What lines of the data include the string "Hathaway"? Copy them all.

[Structured figure records]
BEGIN
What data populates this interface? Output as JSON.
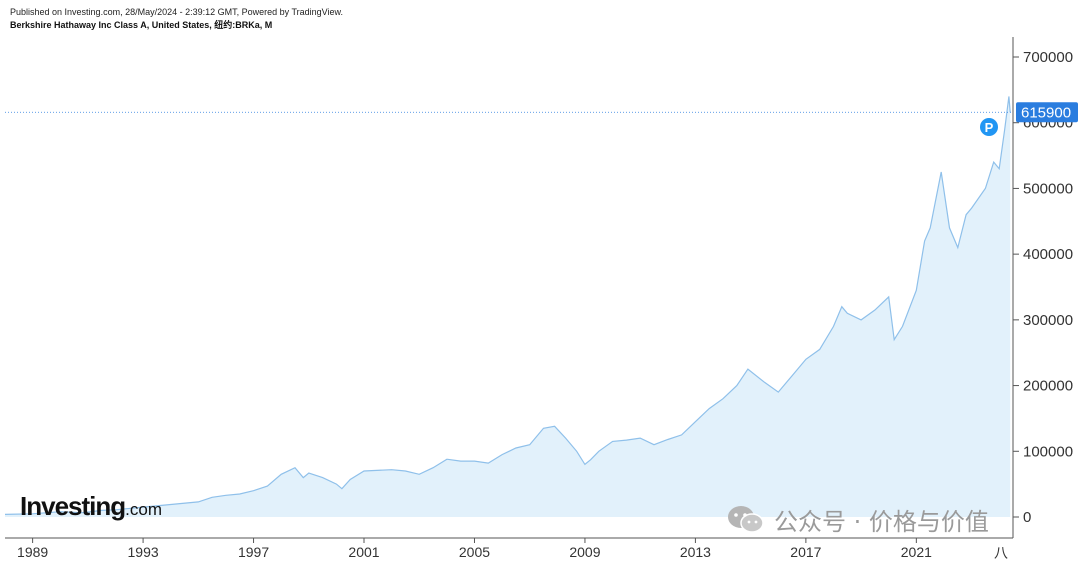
{
  "header": {
    "published": "Published on Investing.com, 28/May/2024 - 2:39:12 GMT, Powered by TradingView.",
    "instrument": "Berkshire Hathaway Inc Class A, United States, 纽约:BRKa, M"
  },
  "logo": {
    "main": "Investing",
    "domain": ".com"
  },
  "watermark": {
    "text": "公众号 · 价格与价值"
  },
  "price_marker": {
    "label": "P"
  },
  "colors": {
    "line": "#8fc0ea",
    "fill": "#e2f1fb",
    "price_tag": "#2a7ddf",
    "marker": "#2196f3"
  },
  "chart_data": {
    "type": "area",
    "title": "Berkshire Hathaway Inc Class A, United States, 纽约:BRKa, M",
    "xlabel": "",
    "ylabel": "",
    "xlim": [
      1988.0,
      2024.5
    ],
    "ylim": [
      0,
      700000
    ],
    "x_ticks": [
      1989,
      1993,
      1997,
      2001,
      2005,
      2009,
      2013,
      2017,
      2021
    ],
    "x_tick_labels": [
      "1989",
      "1993",
      "1997",
      "2001",
      "2005",
      "2009",
      "2013",
      "2017",
      "2021"
    ],
    "x_extra_label": "八",
    "y_ticks": [
      0,
      100000,
      200000,
      300000,
      400000,
      500000,
      600000,
      700000
    ],
    "y_tick_labels": [
      "0",
      "100000",
      "200000",
      "300000",
      "400000",
      "500000",
      "600000",
      "700000"
    ],
    "last_price": 615900,
    "last_price_label": "615900",
    "grid": false,
    "series": [
      {
        "x": [
          1988.0,
          1989.0,
          1990.0,
          1990.8,
          1991.5,
          1992.0,
          1993.0,
          1994.0,
          1995.0,
          1995.5,
          1996.0,
          1996.5,
          1997.0,
          1997.5,
          1998.0,
          1998.5,
          1998.8,
          1999.0,
          1999.5,
          2000.0,
          2000.2,
          2000.5,
          2001.0,
          2002.0,
          2002.5,
          2003.0,
          2003.5,
          2004.0,
          2004.5,
          2005.0,
          2005.5,
          2006.0,
          2006.5,
          2007.0,
          2007.5,
          2007.9,
          2008.3,
          2008.7,
          2009.0,
          2009.2,
          2009.5,
          2010.0,
          2010.5,
          2011.0,
          2011.5,
          2012.0,
          2012.5,
          2013.0,
          2013.5,
          2014.0,
          2014.5,
          2014.9,
          2015.5,
          2016.0,
          2016.5,
          2017.0,
          2017.5,
          2018.0,
          2018.3,
          2018.5,
          2019.0,
          2019.5,
          2020.0,
          2020.2,
          2020.5,
          2021.0,
          2021.3,
          2021.5,
          2021.9,
          2022.2,
          2022.5,
          2022.8,
          2023.0,
          2023.5,
          2023.8,
          2024.0,
          2024.2,
          2024.35,
          2024.4
        ],
        "y": [
          4000,
          4800,
          8000,
          6500,
          10000,
          11000,
          15000,
          19000,
          23000,
          30000,
          33000,
          35000,
          40000,
          47000,
          65000,
          75000,
          60000,
          67000,
          60000,
          50000,
          43000,
          57000,
          70000,
          72000,
          70000,
          65000,
          75000,
          88000,
          85000,
          85000,
          82000,
          95000,
          105000,
          110000,
          135000,
          138000,
          120000,
          100000,
          80000,
          87000,
          100000,
          115000,
          117000,
          120000,
          110000,
          118000,
          125000,
          145000,
          165000,
          180000,
          200000,
          225000,
          205000,
          190000,
          215000,
          240000,
          255000,
          290000,
          320000,
          310000,
          300000,
          315000,
          335000,
          270000,
          290000,
          345000,
          420000,
          440000,
          525000,
          440000,
          410000,
          460000,
          470000,
          500000,
          540000,
          530000,
          590000,
          640000,
          615900
        ]
      }
    ]
  }
}
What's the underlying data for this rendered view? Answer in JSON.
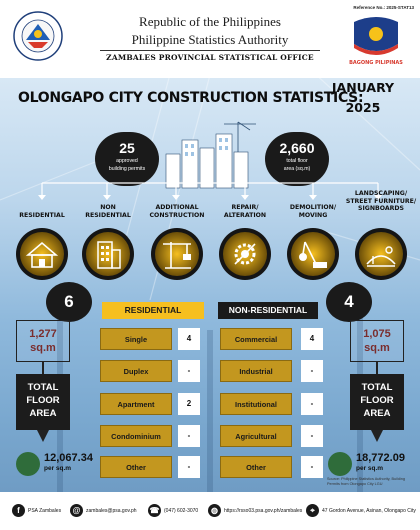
{
  "header": {
    "reference": "Reference No.: 2025-STAT13",
    "line1": "Republic of the Philippines",
    "line2": "Philippine Statistics Authority",
    "office": "ZAMBALES PROVINCIAL STATISTICAL OFFICE",
    "logo_left_text": "PHILIPPINE STATISTICS AUTHORITY",
    "logo_right_text": "BAGONG PILIPINAS"
  },
  "title": {
    "main": "OLONGAPO CITY CONSTRUCTION STATISTICS:",
    "month": "JANUARY",
    "year": "2025"
  },
  "top_stats": {
    "permits_value": "25",
    "permits_label_1": "approved",
    "permits_label_2": "building permits",
    "floor_value": "2,660",
    "floor_label_1": "total floor",
    "floor_label_2": "area (sq.m)"
  },
  "categories": [
    {
      "label_1": "RESIDENTIAL",
      "label_2": "",
      "label_3": "",
      "icon": "house-icon"
    },
    {
      "label_1": "NON",
      "label_2": "RESIDENTIAL",
      "label_3": "",
      "icon": "building-icon"
    },
    {
      "label_1": "ADDITIONAL",
      "label_2": "CONSTRUCTION",
      "label_3": "",
      "icon": "crane-icon"
    },
    {
      "label_1": "REPAIR/",
      "label_2": "ALTERATION",
      "label_3": "",
      "icon": "gear-tools-icon"
    },
    {
      "label_1": "DEMOLITION/",
      "label_2": "MOVING",
      "label_3": "",
      "icon": "wrecking-ball-icon"
    },
    {
      "label_1": "LANDSCAPING/",
      "label_2": "STREET FURNITURE/",
      "label_3": "SIGNBOARDS",
      "icon": "landscape-icon"
    }
  ],
  "residential": {
    "count": "6",
    "area_value": "1,277",
    "area_unit": "sq.m",
    "area_title_1": "TOTAL",
    "area_title_2": "FLOOR",
    "area_title_3": "AREA",
    "cost": "12,067.34",
    "cost_unit": "per sq.m",
    "header": "RESIDENTIAL",
    "rows": [
      {
        "label": "Single",
        "value": "4"
      },
      {
        "label": "Duplex",
        "value": "-"
      },
      {
        "label": "Apartment",
        "value": "2"
      },
      {
        "label": "Condominium",
        "value": "-"
      },
      {
        "label": "Other",
        "value": "-"
      }
    ]
  },
  "non_residential": {
    "count": "4",
    "area_value": "1,075",
    "area_unit": "sq.m",
    "area_title_1": "TOTAL",
    "area_title_2": "FLOOR",
    "area_title_3": "AREA",
    "cost": "18,772.09",
    "cost_unit": "per sq.m",
    "header": "NON-RESIDENTIAL",
    "rows": [
      {
        "label": "Commercial",
        "value": "4"
      },
      {
        "label": "Industrial",
        "value": "-"
      },
      {
        "label": "Institutional",
        "value": "-"
      },
      {
        "label": "Agricultural",
        "value": "-"
      },
      {
        "label": "Other",
        "value": "-"
      }
    ]
  },
  "source_note": "Source: Philippine Statistics Authority, Building Permits from Olongapo City LGU",
  "footer": {
    "facebook": "PSA Zambales",
    "email": "zambales@psa.gov.ph",
    "phone": "(047) 602-3070",
    "website": "https://rsso03.psa.gov.ph/zambales",
    "address": "47 Gordon Avenue, Asinan, Olongapo City"
  },
  "colors": {
    "accent_gold": "#f6bf1f",
    "row_gold": "#c3971f",
    "dark": "#1a1a1a"
  }
}
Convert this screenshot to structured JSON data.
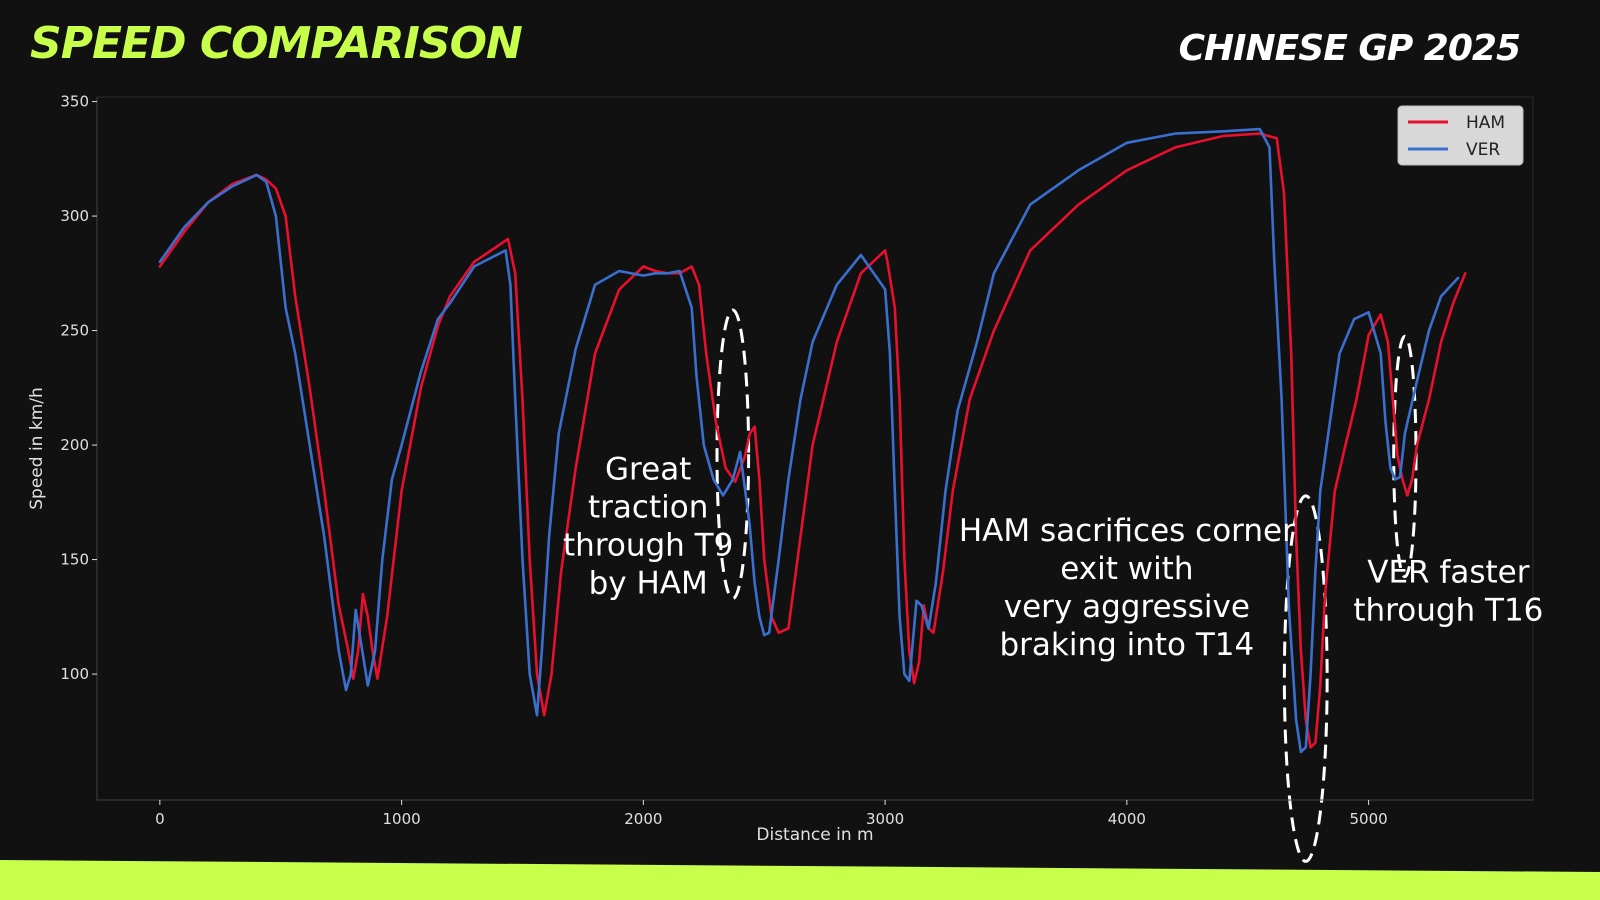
{
  "colors": {
    "background": "#111111",
    "plot_bg": "#111111",
    "accent": "#c8ff4a",
    "text": "#ffffff",
    "ham": "#e8102e",
    "ver": "#3a6fd0",
    "axis": "#e0e0e0",
    "legend_bg": "#d8d8d8",
    "legend_text": "#222222"
  },
  "header": {
    "title": "SPEED COMPARISON",
    "race": "CHINESE GP 2025"
  },
  "chart_data": {
    "type": "line",
    "title": "",
    "xlabel": "Distance in m",
    "ylabel": "Speed in km/h",
    "xlim": [
      -260,
      5680
    ],
    "ylim": [
      45,
      352
    ],
    "xticks": [
      0,
      1000,
      2000,
      3000,
      4000,
      5000
    ],
    "yticks": [
      100,
      150,
      200,
      250,
      300,
      350
    ],
    "grid": false,
    "legend": "top-right",
    "series": [
      {
        "name": "HAM",
        "color": "#e8102e",
        "x": [
          0,
          100,
          200,
          300,
          400,
          440,
          480,
          520,
          560,
          620,
          680,
          740,
          780,
          800,
          820,
          840,
          860,
          880,
          900,
          940,
          1000,
          1080,
          1150,
          1200,
          1300,
          1440,
          1470,
          1500,
          1530,
          1560,
          1590,
          1620,
          1660,
          1720,
          1800,
          1900,
          2000,
          2050,
          2100,
          2150,
          2200,
          2230,
          2260,
          2300,
          2340,
          2380,
          2420,
          2440,
          2460,
          2480,
          2500,
          2530,
          2560,
          2600,
          2650,
          2700,
          2800,
          2900,
          3000,
          3010,
          3040,
          3060,
          3080,
          3100,
          3120,
          3140,
          3160,
          3180,
          3200,
          3240,
          3280,
          3350,
          3450,
          3600,
          3800,
          4000,
          4200,
          4400,
          4550,
          4620,
          4650,
          4680,
          4700,
          4720,
          4740,
          4760,
          4780,
          4800,
          4820,
          4860,
          4900,
          4950,
          5000,
          5050,
          5080,
          5100,
          5120,
          5140,
          5160,
          5180,
          5200,
          5250,
          5300,
          5350,
          5400
        ],
        "values": [
          278,
          293,
          306,
          314,
          318,
          316,
          312,
          300,
          265,
          225,
          180,
          130,
          110,
          98,
          110,
          135,
          125,
          110,
          98,
          125,
          180,
          225,
          252,
          265,
          280,
          290,
          275,
          220,
          150,
          100,
          82,
          100,
          145,
          190,
          240,
          268,
          278,
          276,
          275,
          275,
          278,
          270,
          240,
          210,
          190,
          184,
          195,
          205,
          208,
          185,
          150,
          125,
          118,
          120,
          160,
          200,
          245,
          275,
          285,
          280,
          260,
          220,
          150,
          110,
          96,
          105,
          130,
          120,
          118,
          145,
          180,
          220,
          250,
          285,
          305,
          320,
          330,
          335,
          336,
          334,
          310,
          240,
          160,
          110,
          80,
          68,
          70,
          95,
          135,
          180,
          198,
          220,
          248,
          257,
          245,
          220,
          195,
          185,
          178,
          185,
          200,
          220,
          245,
          262,
          275
        ]
      },
      {
        "name": "VER",
        "color": "#3a6fd0",
        "x": [
          0,
          100,
          200,
          300,
          400,
          440,
          480,
          520,
          560,
          620,
          680,
          740,
          770,
          790,
          810,
          830,
          860,
          890,
          920,
          960,
          1000,
          1080,
          1150,
          1200,
          1300,
          1430,
          1450,
          1470,
          1500,
          1530,
          1560,
          1580,
          1610,
          1650,
          1720,
          1800,
          1900,
          2000,
          2050,
          2100,
          2150,
          2200,
          2220,
          2250,
          2290,
          2330,
          2370,
          2400,
          2440,
          2460,
          2480,
          2500,
          2520,
          2560,
          2600,
          2650,
          2700,
          2800,
          2900,
          3000,
          3020,
          3040,
          3060,
          3080,
          3100,
          3130,
          3150,
          3180,
          3210,
          3250,
          3300,
          3380,
          3450,
          3600,
          3800,
          4000,
          4200,
          4400,
          4550,
          4590,
          4610,
          4640,
          4670,
          4700,
          4720,
          4740,
          4760,
          4780,
          4800,
          4840,
          4880,
          4940,
          5000,
          5050,
          5070,
          5090,
          5110,
          5130,
          5150,
          5200,
          5250,
          5300,
          5370
        ],
        "values": [
          280,
          295,
          306,
          313,
          318,
          315,
          300,
          260,
          240,
          200,
          160,
          110,
          93,
          100,
          128,
          115,
          95,
          110,
          150,
          185,
          200,
          232,
          255,
          262,
          278,
          285,
          270,
          220,
          150,
          100,
          82,
          110,
          160,
          205,
          242,
          270,
          276,
          274,
          275,
          275,
          276,
          260,
          230,
          200,
          185,
          178,
          185,
          197,
          165,
          140,
          125,
          117,
          118,
          150,
          185,
          220,
          245,
          270,
          283,
          268,
          240,
          180,
          125,
          100,
          97,
          132,
          130,
          120,
          140,
          180,
          215,
          245,
          275,
          305,
          320,
          332,
          336,
          337,
          338,
          330,
          280,
          220,
          130,
          80,
          66,
          68,
          100,
          145,
          180,
          210,
          240,
          255,
          258,
          240,
          210,
          190,
          185,
          186,
          205,
          228,
          250,
          265,
          273
        ]
      }
    ],
    "annotations": [
      {
        "text": [
          "Great",
          "traction",
          "through T9",
          "by HAM"
        ],
        "x": 2020,
        "y": 185
      },
      {
        "text": [
          "HAM sacrifices corner",
          "exit with",
          "very aggressive",
          "braking into T14"
        ],
        "x": 4000,
        "y": 158
      },
      {
        "text": [
          "VER faster",
          "through T16"
        ],
        "x": 5330,
        "y": 140
      }
    ],
    "highlights": [
      {
        "cx": 2370,
        "cy": 196,
        "rx": 170,
        "ry": 30
      },
      {
        "cx": 4740,
        "cy": 98,
        "rx": 230,
        "ry": 38
      },
      {
        "cx": 5150,
        "cy": 195,
        "rx": 120,
        "ry": 25
      }
    ]
  }
}
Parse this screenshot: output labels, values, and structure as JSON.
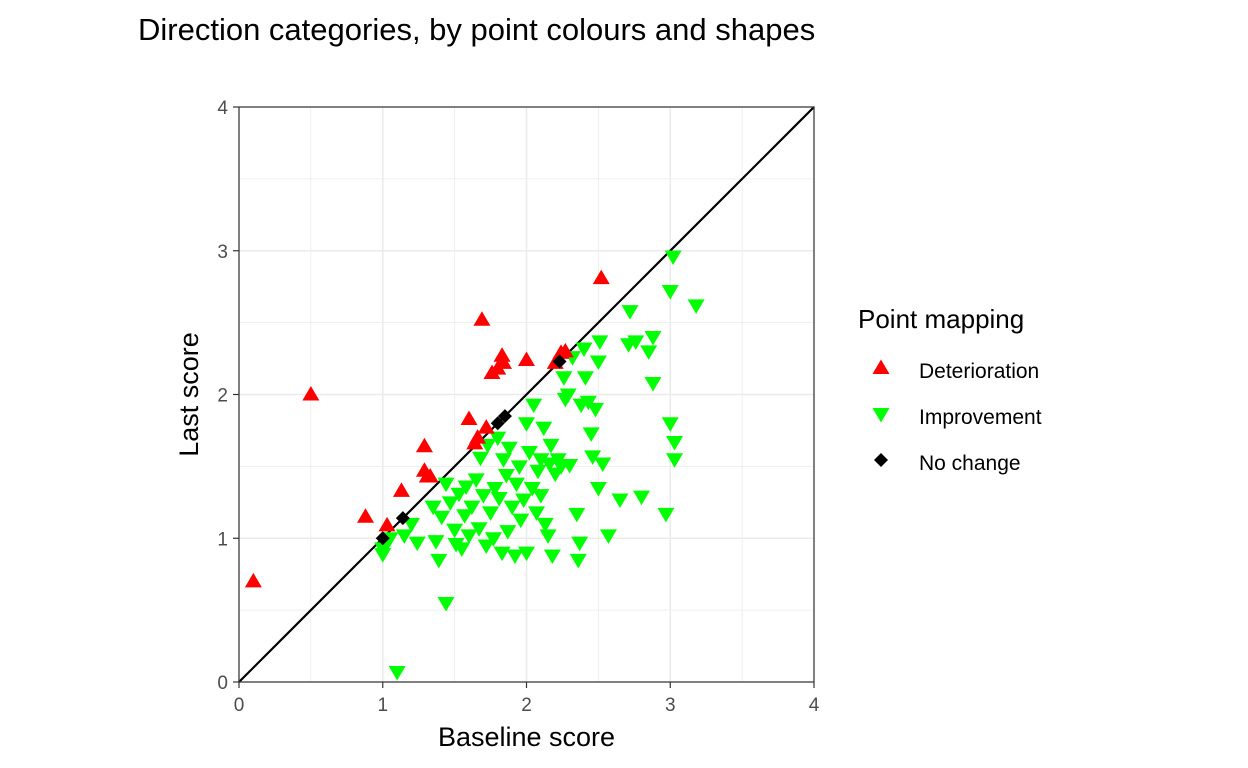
END
## RESPONSE TO THIS TASK
    "instrument": "Berkshire Hathaway Inc Class A, United States, 纽约:BRKa, M"
    "title": "Berkshire Hathaway Inc Class A, United States, 纽约:BRKa, M",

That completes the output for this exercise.